■ **LISTED ENTRIES**:
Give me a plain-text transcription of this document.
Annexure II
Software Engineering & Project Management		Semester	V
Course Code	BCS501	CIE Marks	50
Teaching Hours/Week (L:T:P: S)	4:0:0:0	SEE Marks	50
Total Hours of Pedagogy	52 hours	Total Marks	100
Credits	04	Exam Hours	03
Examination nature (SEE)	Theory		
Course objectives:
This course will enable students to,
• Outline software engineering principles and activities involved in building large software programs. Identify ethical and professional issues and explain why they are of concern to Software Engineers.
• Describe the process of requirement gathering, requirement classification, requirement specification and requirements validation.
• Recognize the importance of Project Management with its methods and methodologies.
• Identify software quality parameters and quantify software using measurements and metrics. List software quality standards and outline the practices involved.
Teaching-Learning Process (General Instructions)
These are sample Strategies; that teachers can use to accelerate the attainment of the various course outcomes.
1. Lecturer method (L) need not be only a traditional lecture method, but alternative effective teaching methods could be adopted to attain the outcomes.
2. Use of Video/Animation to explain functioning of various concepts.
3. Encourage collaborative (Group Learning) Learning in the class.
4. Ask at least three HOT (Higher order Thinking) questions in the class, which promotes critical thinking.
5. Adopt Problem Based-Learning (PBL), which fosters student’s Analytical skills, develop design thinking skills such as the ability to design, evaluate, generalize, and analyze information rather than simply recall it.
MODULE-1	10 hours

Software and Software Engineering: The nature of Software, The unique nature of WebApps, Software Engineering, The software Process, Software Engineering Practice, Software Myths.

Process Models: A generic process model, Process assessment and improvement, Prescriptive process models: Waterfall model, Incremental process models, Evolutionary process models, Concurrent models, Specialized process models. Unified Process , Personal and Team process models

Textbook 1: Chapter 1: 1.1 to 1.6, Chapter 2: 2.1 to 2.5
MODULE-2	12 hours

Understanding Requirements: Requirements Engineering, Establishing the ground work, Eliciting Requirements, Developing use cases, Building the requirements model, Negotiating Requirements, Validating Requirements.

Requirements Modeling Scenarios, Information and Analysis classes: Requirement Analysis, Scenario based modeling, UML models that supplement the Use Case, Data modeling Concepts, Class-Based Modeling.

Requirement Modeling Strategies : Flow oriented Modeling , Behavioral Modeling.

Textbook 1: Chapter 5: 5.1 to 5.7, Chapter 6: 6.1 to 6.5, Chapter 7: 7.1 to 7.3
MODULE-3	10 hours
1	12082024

■ **STATED TASK**: Gather each line of the listing containing the word "which" and show it.

■ **WRITTEN RESPONSE**:
4. Ask at least three HOT (Higher order Thinking) questions in the class, which promotes critical thinking.
5. Adopt Problem Based-Learning (PBL), which fosters student’s Analytical skills, develop design thinking skills such as the ability to design, evaluate, generalize, and analyze information rather than simply recall it.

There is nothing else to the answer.